═════ Exercise inputs
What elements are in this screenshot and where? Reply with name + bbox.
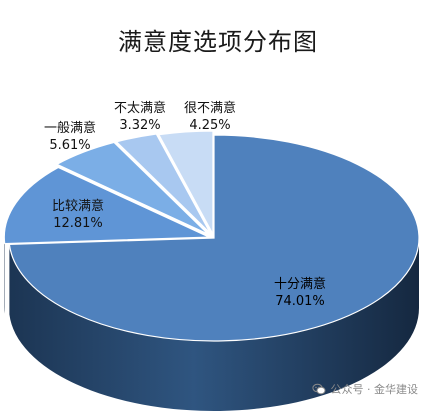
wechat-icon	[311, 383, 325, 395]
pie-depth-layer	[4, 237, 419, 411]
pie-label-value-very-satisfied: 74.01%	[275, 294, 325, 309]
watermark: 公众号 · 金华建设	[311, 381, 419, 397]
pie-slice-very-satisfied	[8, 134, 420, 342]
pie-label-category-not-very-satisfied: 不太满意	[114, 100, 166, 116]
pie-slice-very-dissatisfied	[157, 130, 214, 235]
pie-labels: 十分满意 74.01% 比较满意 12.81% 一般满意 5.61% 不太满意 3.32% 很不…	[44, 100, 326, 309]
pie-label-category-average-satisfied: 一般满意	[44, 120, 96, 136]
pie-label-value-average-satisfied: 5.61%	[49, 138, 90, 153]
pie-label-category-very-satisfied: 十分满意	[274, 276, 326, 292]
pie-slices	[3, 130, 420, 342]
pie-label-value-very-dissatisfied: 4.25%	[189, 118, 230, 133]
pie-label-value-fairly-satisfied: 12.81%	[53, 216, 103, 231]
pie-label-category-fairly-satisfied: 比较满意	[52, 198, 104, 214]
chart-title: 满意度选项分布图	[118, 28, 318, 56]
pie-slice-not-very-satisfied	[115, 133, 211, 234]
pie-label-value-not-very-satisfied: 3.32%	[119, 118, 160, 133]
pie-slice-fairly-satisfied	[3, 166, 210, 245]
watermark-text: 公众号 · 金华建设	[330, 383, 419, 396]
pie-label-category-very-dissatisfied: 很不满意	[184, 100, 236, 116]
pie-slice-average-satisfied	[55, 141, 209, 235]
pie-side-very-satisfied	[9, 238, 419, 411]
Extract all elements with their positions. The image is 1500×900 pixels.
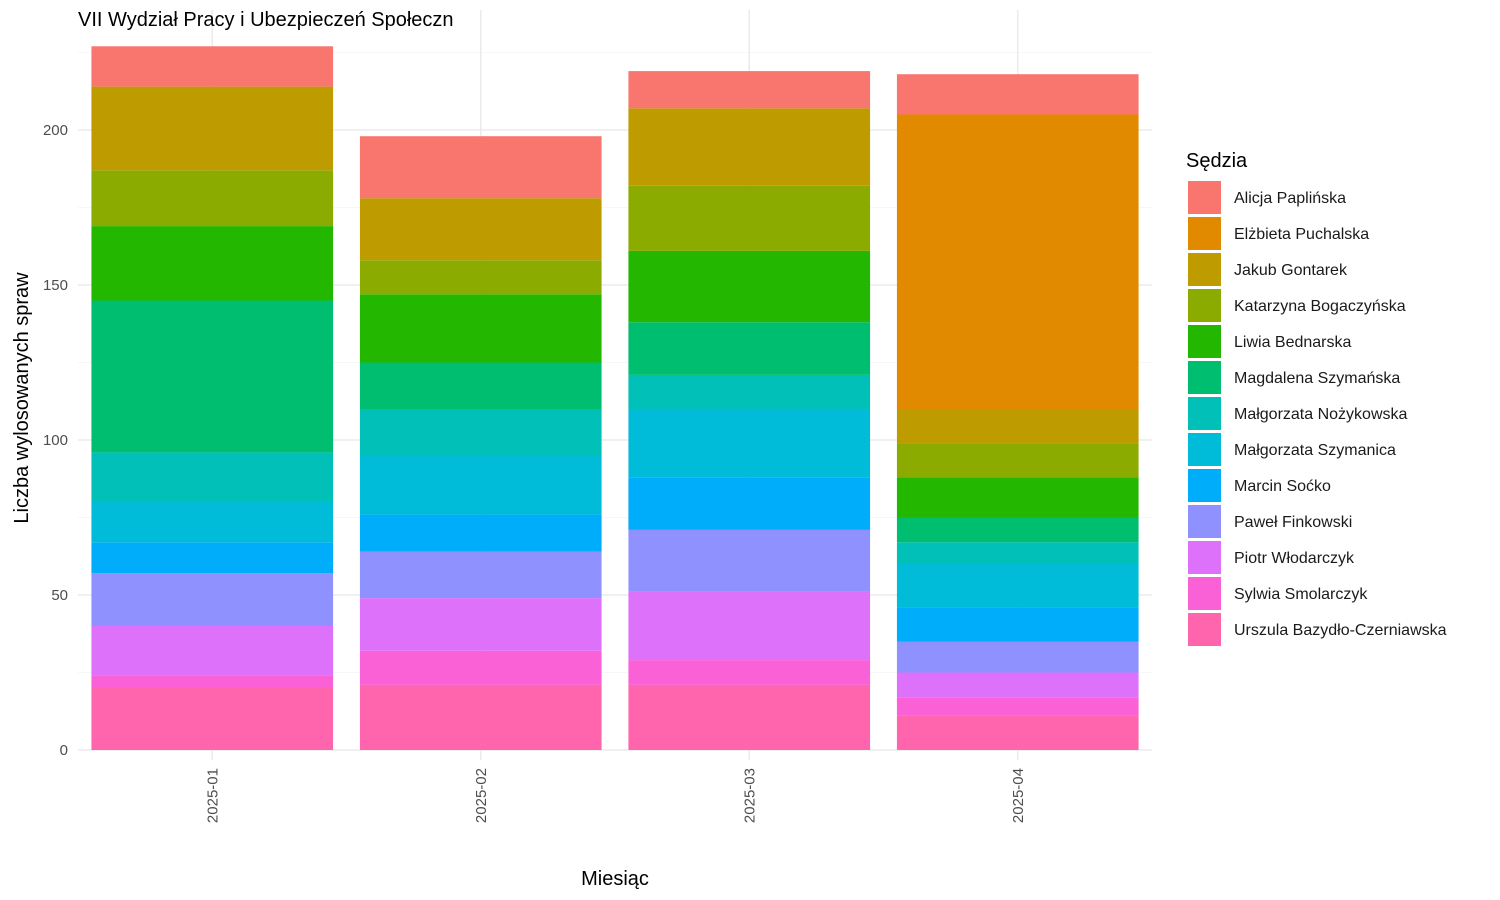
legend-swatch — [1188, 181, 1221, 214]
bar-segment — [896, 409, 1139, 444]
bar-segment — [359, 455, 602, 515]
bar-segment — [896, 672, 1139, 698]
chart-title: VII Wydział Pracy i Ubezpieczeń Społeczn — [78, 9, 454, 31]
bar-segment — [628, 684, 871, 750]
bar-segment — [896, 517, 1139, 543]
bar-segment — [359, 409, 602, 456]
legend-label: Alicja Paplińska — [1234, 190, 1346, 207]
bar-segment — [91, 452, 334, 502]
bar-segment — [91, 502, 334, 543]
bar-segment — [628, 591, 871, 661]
══════════
Requirement
Print every line of the items above word for word, from first to last, and leave out the pictures.

Solution
What elements are in this screenshot and where? Reply with name + bbox.
wechat-icon	[311, 383, 325, 395]
pie-depth-layer	[4, 237, 419, 411]
pie-label-value-very-satisfied: 74.01%	[275, 294, 325, 309]
watermark: 公众号 · 金华建设	[311, 381, 419, 397]
pie-slice-very-satisfied	[8, 134, 420, 342]
pie-label-category-not-very-satisfied: 不太满意	[114, 100, 166, 116]
pie-slice-very-dissatisfied	[157, 130, 214, 235]
pie-labels: 十分满意 74.01% 比较满意 12.81% 一般满意 5.61% 不太满意 3.32% 很不…	[44, 100, 326, 309]
pie-label-category-average-satisfied: 一般满意	[44, 120, 96, 136]
pie-label-value-average-satisfied: 5.61%	[49, 138, 90, 153]
pie-label-category-very-satisfied: 十分满意	[274, 276, 326, 292]
pie-slices	[3, 130, 420, 342]
pie-label-value-very-dissatisfied: 4.25%	[189, 118, 230, 133]
pie-label-value-fairly-satisfied: 12.81%	[53, 216, 103, 231]
pie-label-category-fairly-satisfied: 比较满意	[52, 198, 104, 214]
chart-title: 满意度选项分布图	[118, 28, 318, 56]
pie-slice-not-very-satisfied	[115, 133, 211, 234]
pie-label-value-not-very-satisfied: 3.32%	[119, 118, 160, 133]
pie-slice-fairly-satisfied	[3, 166, 210, 245]
watermark-text: 公众号 · 金华建设	[330, 383, 419, 396]
pie-label-category-very-dissatisfied: 很不满意	[184, 100, 236, 116]
pie-slice-average-satisfied	[55, 141, 209, 235]
pie-side-very-satisfied	[9, 238, 419, 411]
Extract all elements with their positions. The image is 1500×900 pixels.
legend-swatch — [1188, 181, 1221, 214]
bar-segment — [896, 409, 1139, 444]
bar-segment — [359, 455, 602, 515]
bar-segment — [896, 672, 1139, 698]
chart-title: VII Wydział Pracy i Ubezpieczeń Społeczn — [78, 9, 454, 31]
bar-segment — [628, 684, 871, 750]
bar-segment — [896, 517, 1139, 543]
bar-segment — [359, 409, 602, 456]
legend-label: Alicja Paplińska — [1234, 190, 1346, 207]
bar-segment — [91, 452, 334, 502]
bar-segment — [91, 502, 334, 543]
bar-segment — [628, 591, 871, 661]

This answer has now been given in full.